• Short problem: Search the entries for the word "positive" and pull out each line that has it.
-------- Dataset rows --------
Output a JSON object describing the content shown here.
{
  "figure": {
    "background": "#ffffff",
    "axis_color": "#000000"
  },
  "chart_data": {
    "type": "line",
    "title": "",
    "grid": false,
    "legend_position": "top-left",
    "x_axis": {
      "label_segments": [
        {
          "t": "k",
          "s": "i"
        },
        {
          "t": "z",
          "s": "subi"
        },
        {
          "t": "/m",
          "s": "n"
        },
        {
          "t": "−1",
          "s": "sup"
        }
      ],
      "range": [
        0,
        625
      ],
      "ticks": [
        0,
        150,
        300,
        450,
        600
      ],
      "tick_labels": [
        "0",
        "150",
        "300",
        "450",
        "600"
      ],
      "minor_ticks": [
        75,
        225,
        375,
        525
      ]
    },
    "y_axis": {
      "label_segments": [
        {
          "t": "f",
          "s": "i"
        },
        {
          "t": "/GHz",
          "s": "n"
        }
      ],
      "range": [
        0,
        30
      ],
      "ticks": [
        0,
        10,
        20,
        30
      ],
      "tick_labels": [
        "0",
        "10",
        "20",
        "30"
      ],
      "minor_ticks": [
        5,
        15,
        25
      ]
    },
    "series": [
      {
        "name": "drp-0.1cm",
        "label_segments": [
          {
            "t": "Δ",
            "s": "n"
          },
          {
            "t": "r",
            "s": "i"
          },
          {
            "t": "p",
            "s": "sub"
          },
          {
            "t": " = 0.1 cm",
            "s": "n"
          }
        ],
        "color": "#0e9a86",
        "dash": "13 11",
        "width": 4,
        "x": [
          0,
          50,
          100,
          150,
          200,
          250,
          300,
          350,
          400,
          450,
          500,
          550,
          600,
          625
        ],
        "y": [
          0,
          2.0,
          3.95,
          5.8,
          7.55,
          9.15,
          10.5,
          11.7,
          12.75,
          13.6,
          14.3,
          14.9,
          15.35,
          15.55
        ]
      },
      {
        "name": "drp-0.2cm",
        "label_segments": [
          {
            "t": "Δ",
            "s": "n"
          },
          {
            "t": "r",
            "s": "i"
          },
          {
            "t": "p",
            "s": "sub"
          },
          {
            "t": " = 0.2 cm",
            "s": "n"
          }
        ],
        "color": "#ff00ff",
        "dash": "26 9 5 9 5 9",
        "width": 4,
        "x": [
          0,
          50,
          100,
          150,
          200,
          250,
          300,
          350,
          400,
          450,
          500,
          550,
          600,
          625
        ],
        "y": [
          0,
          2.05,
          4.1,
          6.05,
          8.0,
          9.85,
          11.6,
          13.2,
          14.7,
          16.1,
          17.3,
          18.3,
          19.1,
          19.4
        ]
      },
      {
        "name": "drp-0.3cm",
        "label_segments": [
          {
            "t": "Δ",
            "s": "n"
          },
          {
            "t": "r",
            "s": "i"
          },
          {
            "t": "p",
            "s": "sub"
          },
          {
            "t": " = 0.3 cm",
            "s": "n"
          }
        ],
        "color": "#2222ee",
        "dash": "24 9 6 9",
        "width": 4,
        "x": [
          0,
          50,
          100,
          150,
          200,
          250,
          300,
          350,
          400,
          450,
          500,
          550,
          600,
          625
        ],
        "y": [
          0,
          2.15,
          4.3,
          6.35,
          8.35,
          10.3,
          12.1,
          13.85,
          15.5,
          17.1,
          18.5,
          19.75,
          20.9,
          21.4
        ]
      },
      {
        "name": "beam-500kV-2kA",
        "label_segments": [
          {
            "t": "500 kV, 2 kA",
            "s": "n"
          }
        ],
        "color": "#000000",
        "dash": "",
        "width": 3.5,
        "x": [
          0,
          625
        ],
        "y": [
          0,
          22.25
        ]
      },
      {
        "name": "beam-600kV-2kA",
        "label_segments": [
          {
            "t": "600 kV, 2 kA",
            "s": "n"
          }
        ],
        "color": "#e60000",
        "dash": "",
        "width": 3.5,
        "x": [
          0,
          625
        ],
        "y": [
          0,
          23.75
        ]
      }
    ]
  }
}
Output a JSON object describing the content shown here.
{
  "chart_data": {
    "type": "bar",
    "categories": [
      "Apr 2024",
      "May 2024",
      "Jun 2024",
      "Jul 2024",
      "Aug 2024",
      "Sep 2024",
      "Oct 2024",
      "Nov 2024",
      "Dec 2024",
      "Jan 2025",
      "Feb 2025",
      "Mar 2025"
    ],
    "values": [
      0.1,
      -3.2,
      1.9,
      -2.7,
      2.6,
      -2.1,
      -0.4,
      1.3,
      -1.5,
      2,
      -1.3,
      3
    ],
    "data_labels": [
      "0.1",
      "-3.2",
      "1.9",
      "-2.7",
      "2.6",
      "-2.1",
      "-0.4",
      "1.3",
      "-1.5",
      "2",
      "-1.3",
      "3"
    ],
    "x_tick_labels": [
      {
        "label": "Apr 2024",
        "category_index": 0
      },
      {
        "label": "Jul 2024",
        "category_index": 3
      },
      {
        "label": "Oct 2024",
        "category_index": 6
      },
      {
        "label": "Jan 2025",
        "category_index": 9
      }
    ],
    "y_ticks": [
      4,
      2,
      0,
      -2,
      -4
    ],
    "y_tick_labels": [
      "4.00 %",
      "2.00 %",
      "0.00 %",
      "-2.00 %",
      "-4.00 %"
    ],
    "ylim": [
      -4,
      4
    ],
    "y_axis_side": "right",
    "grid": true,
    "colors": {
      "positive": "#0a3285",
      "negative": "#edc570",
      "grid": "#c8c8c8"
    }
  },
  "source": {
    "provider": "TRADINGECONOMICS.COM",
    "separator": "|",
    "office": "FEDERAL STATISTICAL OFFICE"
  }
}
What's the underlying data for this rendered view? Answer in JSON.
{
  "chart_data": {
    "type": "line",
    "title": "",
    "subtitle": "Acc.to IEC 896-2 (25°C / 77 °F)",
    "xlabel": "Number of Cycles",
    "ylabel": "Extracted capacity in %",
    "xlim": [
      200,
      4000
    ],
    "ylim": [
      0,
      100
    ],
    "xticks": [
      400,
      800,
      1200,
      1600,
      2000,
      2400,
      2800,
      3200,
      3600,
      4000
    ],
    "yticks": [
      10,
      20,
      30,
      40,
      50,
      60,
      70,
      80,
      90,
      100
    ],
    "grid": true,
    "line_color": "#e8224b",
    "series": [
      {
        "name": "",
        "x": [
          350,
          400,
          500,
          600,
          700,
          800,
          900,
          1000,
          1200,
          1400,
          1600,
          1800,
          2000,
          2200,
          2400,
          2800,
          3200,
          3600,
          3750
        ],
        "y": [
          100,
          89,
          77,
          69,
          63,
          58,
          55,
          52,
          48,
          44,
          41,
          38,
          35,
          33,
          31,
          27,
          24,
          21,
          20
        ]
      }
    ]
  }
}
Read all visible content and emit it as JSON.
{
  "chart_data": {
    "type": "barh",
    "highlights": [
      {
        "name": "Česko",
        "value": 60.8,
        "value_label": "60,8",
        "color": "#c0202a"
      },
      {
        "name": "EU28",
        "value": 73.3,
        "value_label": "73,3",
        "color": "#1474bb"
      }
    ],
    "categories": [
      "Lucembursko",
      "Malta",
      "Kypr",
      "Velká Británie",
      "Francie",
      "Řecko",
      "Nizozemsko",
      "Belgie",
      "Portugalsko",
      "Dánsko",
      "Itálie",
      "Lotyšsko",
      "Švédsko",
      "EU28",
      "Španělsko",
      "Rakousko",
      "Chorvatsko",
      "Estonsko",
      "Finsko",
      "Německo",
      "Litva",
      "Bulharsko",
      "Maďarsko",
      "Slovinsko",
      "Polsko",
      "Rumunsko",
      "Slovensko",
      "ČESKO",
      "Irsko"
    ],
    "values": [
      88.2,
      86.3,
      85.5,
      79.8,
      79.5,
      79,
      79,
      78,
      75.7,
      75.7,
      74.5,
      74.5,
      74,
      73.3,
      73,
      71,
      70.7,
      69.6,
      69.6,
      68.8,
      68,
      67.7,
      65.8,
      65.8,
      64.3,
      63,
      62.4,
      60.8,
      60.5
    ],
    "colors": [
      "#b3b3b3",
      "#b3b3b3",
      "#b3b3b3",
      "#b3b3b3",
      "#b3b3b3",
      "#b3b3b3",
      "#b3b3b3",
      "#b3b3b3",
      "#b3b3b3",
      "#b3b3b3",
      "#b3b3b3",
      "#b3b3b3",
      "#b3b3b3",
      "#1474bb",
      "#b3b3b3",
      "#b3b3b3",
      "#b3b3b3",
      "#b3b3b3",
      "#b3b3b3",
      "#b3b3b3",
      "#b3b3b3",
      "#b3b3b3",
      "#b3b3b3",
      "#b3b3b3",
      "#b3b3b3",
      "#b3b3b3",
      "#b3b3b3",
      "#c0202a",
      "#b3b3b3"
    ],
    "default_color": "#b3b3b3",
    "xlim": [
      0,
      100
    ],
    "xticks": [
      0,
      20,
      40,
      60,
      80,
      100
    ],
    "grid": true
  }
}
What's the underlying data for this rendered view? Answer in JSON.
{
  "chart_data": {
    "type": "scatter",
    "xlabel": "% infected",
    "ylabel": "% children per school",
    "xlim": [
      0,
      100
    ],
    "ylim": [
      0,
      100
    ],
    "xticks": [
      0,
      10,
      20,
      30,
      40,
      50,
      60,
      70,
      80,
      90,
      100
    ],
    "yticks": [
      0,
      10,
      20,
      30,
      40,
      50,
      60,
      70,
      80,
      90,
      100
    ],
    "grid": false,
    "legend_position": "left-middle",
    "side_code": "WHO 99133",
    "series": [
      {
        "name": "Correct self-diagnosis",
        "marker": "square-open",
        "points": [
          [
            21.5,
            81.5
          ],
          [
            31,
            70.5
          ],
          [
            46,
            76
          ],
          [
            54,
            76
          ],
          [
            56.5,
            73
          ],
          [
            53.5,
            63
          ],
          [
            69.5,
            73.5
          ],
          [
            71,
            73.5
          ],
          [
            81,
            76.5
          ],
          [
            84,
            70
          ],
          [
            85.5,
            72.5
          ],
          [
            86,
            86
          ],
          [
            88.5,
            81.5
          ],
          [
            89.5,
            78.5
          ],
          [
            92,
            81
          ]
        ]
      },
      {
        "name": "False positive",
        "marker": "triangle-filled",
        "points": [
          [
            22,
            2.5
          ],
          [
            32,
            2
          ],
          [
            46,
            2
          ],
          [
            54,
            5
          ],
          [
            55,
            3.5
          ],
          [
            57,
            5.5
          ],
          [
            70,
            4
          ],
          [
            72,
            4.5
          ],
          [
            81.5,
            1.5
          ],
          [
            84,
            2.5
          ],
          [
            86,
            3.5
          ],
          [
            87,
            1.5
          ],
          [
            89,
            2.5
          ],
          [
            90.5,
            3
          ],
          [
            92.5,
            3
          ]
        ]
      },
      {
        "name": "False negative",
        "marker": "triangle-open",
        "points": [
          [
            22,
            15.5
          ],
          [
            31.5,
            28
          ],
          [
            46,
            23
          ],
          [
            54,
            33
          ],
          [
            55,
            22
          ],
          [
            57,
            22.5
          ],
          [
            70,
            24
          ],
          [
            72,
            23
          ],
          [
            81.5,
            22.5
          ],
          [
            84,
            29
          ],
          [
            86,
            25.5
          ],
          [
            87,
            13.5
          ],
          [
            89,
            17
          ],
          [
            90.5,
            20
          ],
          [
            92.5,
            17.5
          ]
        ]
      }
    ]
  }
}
--------
• Reply:
      "positive": "#0a3285",
        "name": "False positive",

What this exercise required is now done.